━━━━━ GIVEN ENTRIES
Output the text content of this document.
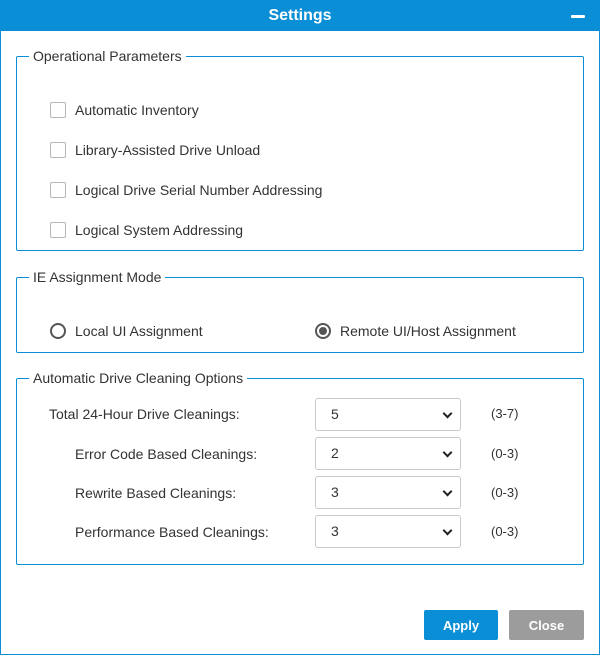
Settings
Operational Parameters
Automatic Inventory
Library-Assisted Drive Unload
Logical Drive Serial Number Addressing
Logical System Addressing
IE Assignment Mode
Local UI Assignment	Remote UI/Host Assignment
Automatic Drive Cleaning Options
Total 24-Hour Drive Cleanings:	5	(3-7)
Error Code Based Cleanings:	2	(0-3)
Rewrite Based Cleanings:	3	(0-3)
Performance Based Cleanings:	3	(0-3)
Apply	Close
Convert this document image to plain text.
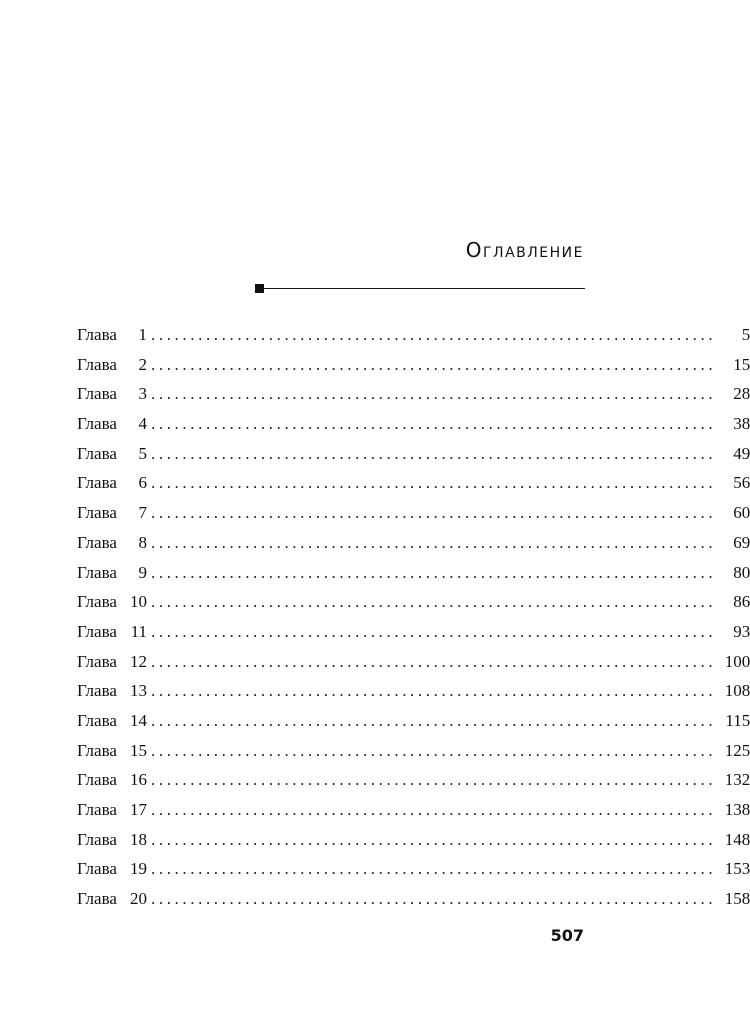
Оглавление
Глава 1 ........................................................................	5
Глава 2 ........................................................................	15
Глава 3 ........................................................................	28
Глава 4 ........................................................................	38
Глава 5 ........................................................................	49
Глава 6 ........................................................................	56
Глава 7 ........................................................................	60
Глава 8 ........................................................................	69
Глава 9 ........................................................................	80
Глава 10 ........................................................................	86
Глава 11 ........................................................................	93
Глава 12 ........................................................................ 100
Глава 13 ........................................................................ 108
Глава 14 ........................................................................ 115
Глава 15 ........................................................................ 125
Глава 16 ........................................................................ 132
Глава 17 ........................................................................ 138
Глава 18 ........................................................................ 148
Глава 19 ........................................................................ 153
Глава 20 ........................................................................ 158
507
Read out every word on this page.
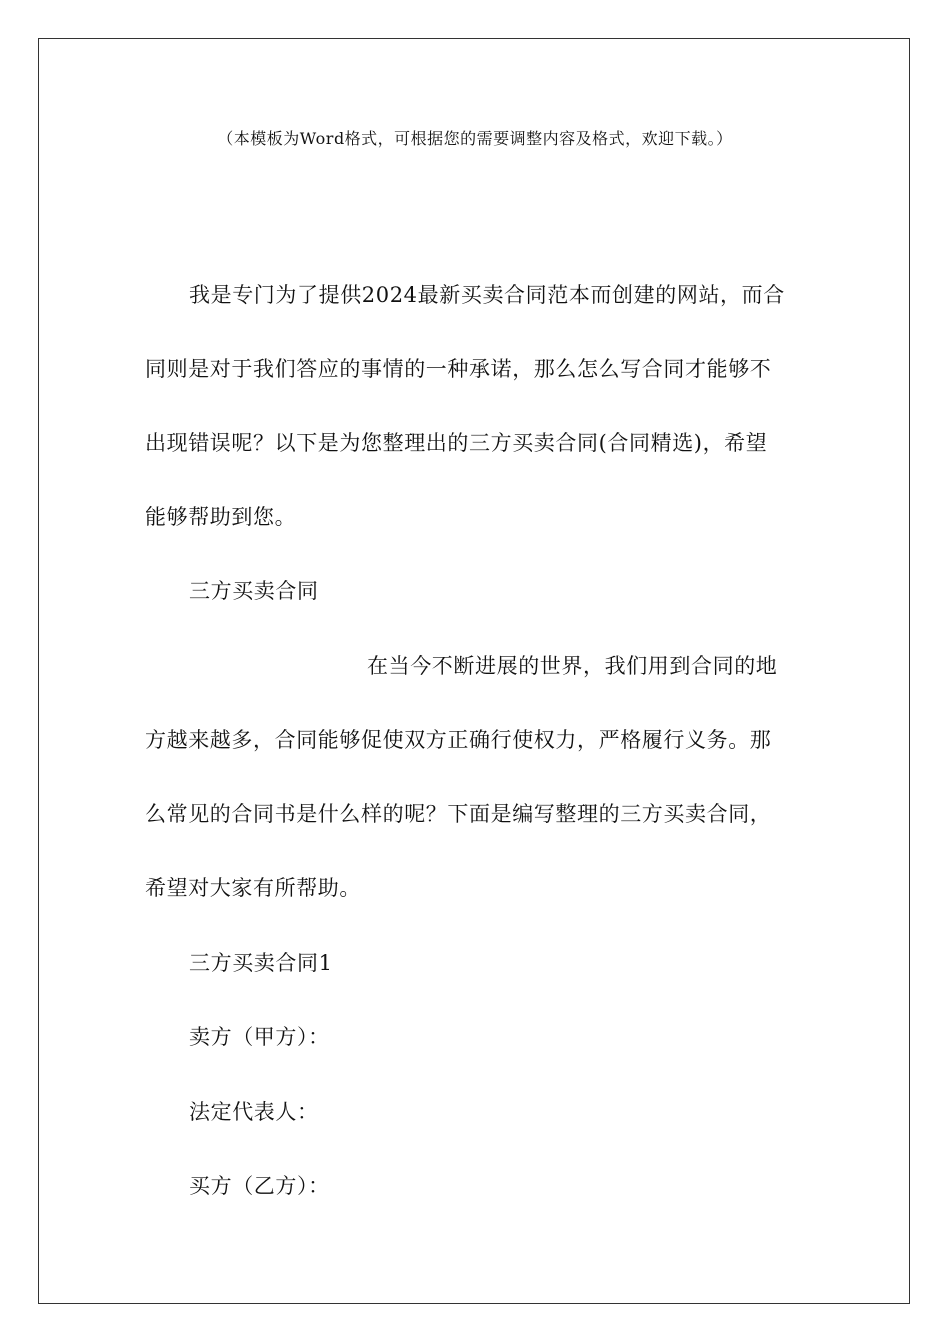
（本模板为Word格式，可根据您的需要调整内容及格式，欢迎下载。）
我是专门为了提供2024最新买卖合同范本而创建的网站，而合
同则是对于我们答应的事情的一种承诺，那么怎么写合同才能够不
出现错误呢？以下是为您整理出的三方买卖合同(合同精选)，希望
能够帮助到您。
三方买卖合同
在当今不断进展的世界，我们用到合同的地
方越来越多，合同能够促使双方正确行使权力，严格履行义务。那
么常见的合同书是什么样的呢？下面是编写整理的三方买卖合同，
希望对大家有所帮助。
三方买卖合同1
卖方（甲方）：
法定代表人：
买方（乙方）：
━━━━━━━━━━
WHAT NEEDS TO BE DONE:
Strip out the images, then output the records above word for word.

THE RESULT:
Output the text content of this document.
Settings
Operational Parameters
Automatic Inventory
Library-Assisted Drive Unload
Logical Drive Serial Number Addressing
Logical System Addressing
IE Assignment Mode
Local UI Assignment	Remote UI/Host Assignment
Automatic Drive Cleaning Options
Total 24-Hour Drive Cleanings:	5	(3-7)
Error Code Based Cleanings:	2	(0-3)
Rewrite Based Cleanings:	3	(0-3)
Performance Based Cleanings:	3	(0-3)
Apply	Close
Convert this document image to plain text.
Оглавление
Глава 1 ........................................................................	5
Глава 2 ........................................................................	15
Глава 3 ........................................................................	28
Глава 4 ........................................................................	38
Глава 5 ........................................................................	49
Глава 6 ........................................................................	56
Глава 7 ........................................................................	60
Глава 8 ........................................................................	69
Глава 9 ........................................................................	80
Глава 10 ........................................................................	86
Глава 11 ........................................................................	93
Глава 12 ........................................................................ 100
Глава 13 ........................................................................ 108
Глава 14 ........................................................................ 115
Глава 15 ........................................................................ 125
Глава 16 ........................................................................ 132
Глава 17 ........................................................................ 138
Глава 18 ........................................................................ 148
Глава 19 ........................................................................ 153
Глава 20 ........................................................................ 158
507
Read out every word on this page.
（本模板为Word格式，可根据您的需要调整内容及格式，欢迎下载。）
我是专门为了提供2024最新买卖合同范本而创建的网站，而合
同则是对于我们答应的事情的一种承诺，那么怎么写合同才能够不
出现错误呢？以下是为您整理出的三方买卖合同(合同精选)，希望
能够帮助到您。
三方买卖合同
在当今不断进展的世界，我们用到合同的地
方越来越多，合同能够促使双方正确行使权力，严格履行义务。那
么常见的合同书是什么样的呢？下面是编写整理的三方买卖合同，
希望对大家有所帮助。
三方买卖合同1
卖方（甲方）：
法定代表人：
买方（乙方）：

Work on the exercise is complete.